_Written instruction_:
Please quote the material exactly, every line of it.
-- Start of Material supplied --
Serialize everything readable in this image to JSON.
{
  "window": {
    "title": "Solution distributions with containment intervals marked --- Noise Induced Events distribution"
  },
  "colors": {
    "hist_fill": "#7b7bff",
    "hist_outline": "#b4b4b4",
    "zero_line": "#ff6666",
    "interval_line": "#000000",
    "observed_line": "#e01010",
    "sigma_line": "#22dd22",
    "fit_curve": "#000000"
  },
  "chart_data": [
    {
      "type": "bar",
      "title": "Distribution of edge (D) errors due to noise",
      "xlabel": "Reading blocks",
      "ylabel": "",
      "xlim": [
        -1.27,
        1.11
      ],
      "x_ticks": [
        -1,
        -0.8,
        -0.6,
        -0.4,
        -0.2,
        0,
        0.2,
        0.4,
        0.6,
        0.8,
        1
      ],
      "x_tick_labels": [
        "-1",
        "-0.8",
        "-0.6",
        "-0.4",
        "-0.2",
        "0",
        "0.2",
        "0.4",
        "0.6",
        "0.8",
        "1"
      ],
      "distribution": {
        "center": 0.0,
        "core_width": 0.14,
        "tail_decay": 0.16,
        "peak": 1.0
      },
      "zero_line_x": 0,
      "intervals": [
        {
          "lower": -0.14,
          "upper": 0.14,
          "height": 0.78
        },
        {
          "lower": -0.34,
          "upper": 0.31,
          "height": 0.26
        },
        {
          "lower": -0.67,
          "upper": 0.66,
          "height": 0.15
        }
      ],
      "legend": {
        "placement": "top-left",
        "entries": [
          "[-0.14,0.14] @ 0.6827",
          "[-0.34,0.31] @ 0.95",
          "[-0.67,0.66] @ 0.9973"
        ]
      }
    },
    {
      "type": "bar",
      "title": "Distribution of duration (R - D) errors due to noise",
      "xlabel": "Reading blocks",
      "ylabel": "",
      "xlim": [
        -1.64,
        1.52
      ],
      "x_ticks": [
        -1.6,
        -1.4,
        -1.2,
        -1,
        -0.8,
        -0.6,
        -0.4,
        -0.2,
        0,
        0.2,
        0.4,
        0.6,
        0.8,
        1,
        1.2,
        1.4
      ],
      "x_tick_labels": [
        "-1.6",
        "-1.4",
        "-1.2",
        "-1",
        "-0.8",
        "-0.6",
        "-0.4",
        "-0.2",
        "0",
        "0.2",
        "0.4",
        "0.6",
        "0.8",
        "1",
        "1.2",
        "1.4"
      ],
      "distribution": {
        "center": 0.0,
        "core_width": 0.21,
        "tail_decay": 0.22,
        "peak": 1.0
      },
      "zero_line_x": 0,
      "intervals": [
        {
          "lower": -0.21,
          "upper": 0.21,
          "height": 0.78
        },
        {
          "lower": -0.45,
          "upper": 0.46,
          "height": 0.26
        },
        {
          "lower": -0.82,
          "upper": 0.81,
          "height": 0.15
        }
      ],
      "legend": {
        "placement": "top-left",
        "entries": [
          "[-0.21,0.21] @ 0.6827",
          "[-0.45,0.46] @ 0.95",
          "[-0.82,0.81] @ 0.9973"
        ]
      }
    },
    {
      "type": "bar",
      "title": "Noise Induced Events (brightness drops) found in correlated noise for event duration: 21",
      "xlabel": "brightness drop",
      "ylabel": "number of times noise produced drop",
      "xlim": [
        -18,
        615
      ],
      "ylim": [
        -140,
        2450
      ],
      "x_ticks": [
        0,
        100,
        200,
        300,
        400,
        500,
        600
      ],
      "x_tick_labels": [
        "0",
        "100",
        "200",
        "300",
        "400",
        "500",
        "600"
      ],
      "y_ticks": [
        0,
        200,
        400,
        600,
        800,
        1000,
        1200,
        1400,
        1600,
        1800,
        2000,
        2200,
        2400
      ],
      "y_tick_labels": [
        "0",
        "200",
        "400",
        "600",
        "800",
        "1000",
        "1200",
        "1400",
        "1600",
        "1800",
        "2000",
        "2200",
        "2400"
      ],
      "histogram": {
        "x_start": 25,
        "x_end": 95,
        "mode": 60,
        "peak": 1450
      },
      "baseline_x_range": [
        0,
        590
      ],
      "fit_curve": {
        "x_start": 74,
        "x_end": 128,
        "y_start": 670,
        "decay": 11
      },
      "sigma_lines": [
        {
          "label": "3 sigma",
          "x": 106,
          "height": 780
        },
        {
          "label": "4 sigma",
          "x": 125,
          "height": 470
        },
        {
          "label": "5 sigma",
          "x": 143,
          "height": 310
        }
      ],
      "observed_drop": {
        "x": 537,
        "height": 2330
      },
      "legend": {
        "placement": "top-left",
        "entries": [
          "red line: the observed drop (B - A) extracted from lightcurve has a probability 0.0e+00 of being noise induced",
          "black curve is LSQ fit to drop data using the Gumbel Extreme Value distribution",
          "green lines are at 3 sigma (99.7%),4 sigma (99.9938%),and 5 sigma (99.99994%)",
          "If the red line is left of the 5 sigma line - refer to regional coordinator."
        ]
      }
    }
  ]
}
-- End of Material supplied --
_Right answer_:
Serialize everything readable in this image to JSON.
{
  "window": {
    "title": "Solution distributions with containment intervals marked --- Noise Induced Events distribution"
  },
  "colors": {
    "hist_fill": "#7b7bff",
    "hist_outline": "#b4b4b4",
    "zero_line": "#ff6666",
    "interval_line": "#000000",
    "observed_line": "#e01010",
    "sigma_line": "#22dd22",
    "fit_curve": "#000000"
  },
  "chart_data": [
    {
      "type": "bar",
      "title": "Distribution of edge (D) errors due to noise",
      "xlabel": "Reading blocks",
      "ylabel": "",
      "xlim": [
        -1.27,
        1.11
      ],
      "x_ticks": [
        -1,
        -0.8,
        -0.6,
        -0.4,
        -0.2,
        0,
        0.2,
        0.4,
        0.6,
        0.8,
        1
      ],
      "x_tick_labels": [
        "-1",
        "-0.8",
        "-0.6",
        "-0.4",
        "-0.2",
        "0",
        "0.2",
        "0.4",
        "0.6",
        "0.8",
        "1"
      ],
      "distribution": {
        "center": 0.0,
        "core_width": 0.14,
        "tail_decay": 0.16,
        "peak": 1.0
      },
      "zero_line_x": 0,
      "intervals": [
        {
          "lower": -0.14,
          "upper": 0.14,
          "height": 0.78
        },
        {
          "lower": -0.34,
          "upper": 0.31,
          "height": 0.26
        },
        {
          "lower": -0.67,
          "upper": 0.66,
          "height": 0.15
        }
      ],
      "legend": {
        "placement": "top-left",
        "entries": [
          "[-0.14,0.14] @ 0.6827",
          "[-0.34,0.31] @ 0.95",
          "[-0.67,0.66] @ 0.9973"
        ]
      }
    },
    {
      "type": "bar",
      "title": "Distribution of duration (R - D) errors due to noise",
      "xlabel": "Reading blocks",
      "ylabel": "",
      "xlim": [
        -1.64,
        1.52
      ],
      "x_ticks": [
        -1.6,
        -1.4,
        -1.2,
        -1,
        -0.8,
        -0.6,
        -0.4,
        -0.2,
        0,
        0.2,
        0.4,
        0.6,
        0.8,
        1,
        1.2,
        1.4
      ],
      "x_tick_labels": [
        "-1.6",
        "-1.4",
        "-1.2",
        "-1",
        "-0.8",
        "-0.6",
        "-0.4",
        "-0.2",
        "0",
        "0.2",
        "0.4",
        "0.6",
        "0.8",
        "1",
        "1.2",
        "1.4"
      ],
      "distribution": {
        "center": 0.0,
        "core_width": 0.21,
        "tail_decay": 0.22,
        "peak": 1.0
      },
      "zero_line_x": 0,
      "intervals": [
        {
          "lower": -0.21,
          "upper": 0.21,
          "height": 0.78
        },
        {
          "lower": -0.45,
          "upper": 0.46,
          "height": 0.26
        },
        {
          "lower": -0.82,
          "upper": 0.81,
          "height": 0.15
        }
      ],
      "legend": {
        "placement": "top-left",
        "entries": [
          "[-0.21,0.21] @ 0.6827",
          "[-0.45,0.46] @ 0.95",
          "[-0.82,0.81] @ 0.9973"
        ]
      }
    },
    {
      "type": "bar",
      "title": "Noise Induced Events (brightness drops) found in correlated noise for event duration: 21",
      "xlabel": "brightness drop",
      "ylabel": "number of times noise produced drop",
      "xlim": [
        -18,
        615
      ],
      "ylim": [
        -140,
        2450
      ],
      "x_ticks": [
        0,
        100,
        200,
        300,
        400,
        500,
        600
      ],
      "x_tick_labels": [
        "0",
        "100",
        "200",
        "300",
        "400",
        "500",
        "600"
      ],
      "y_ticks": [
        0,
        200,
        400,
        600,
        800,
        1000,
        1200,
        1400,
        1600,
        1800,
        2000,
        2200,
        2400
      ],
      "y_tick_labels": [
        "0",
        "200",
        "400",
        "600",
        "800",
        "1000",
        "1200",
        "1400",
        "1600",
        "1800",
        "2000",
        "2200",
        "2400"
      ],
      "histogram": {
        "x_start": 25,
        "x_end": 95,
        "mode": 60,
        "peak": 1450
      },
      "baseline_x_range": [
        0,
        590
      ],
      "fit_curve": {
        "x_start": 74,
        "x_end": 128,
        "y_start": 670,
        "decay": 11
      },
      "sigma_lines": [
        {
          "label": "3 sigma",
          "x": 106,
          "height": 780
        },
        {
          "label": "4 sigma",
          "x": 125,
          "height": 470
        },
        {
          "label": "5 sigma",
          "x": 143,
          "height": 310
        }
      ],
      "observed_drop": {
        "x": 537,
        "height": 2330
      },
      "legend": {
        "placement": "top-left",
        "entries": [
          "red line: the observed drop (B - A) extracted from lightcurve has a probability 0.0e+00 of being noise induced",
          "black curve is LSQ fit to drop data using the Gumbel Extreme Value distribution",
          "green lines are at 3 sigma (99.7%),4 sigma (99.9938%),and 5 sigma (99.99994%)",
          "If the red line is left of the 5 sigma line - refer to regional coordinator."
        ]
      }
    }
  ]
}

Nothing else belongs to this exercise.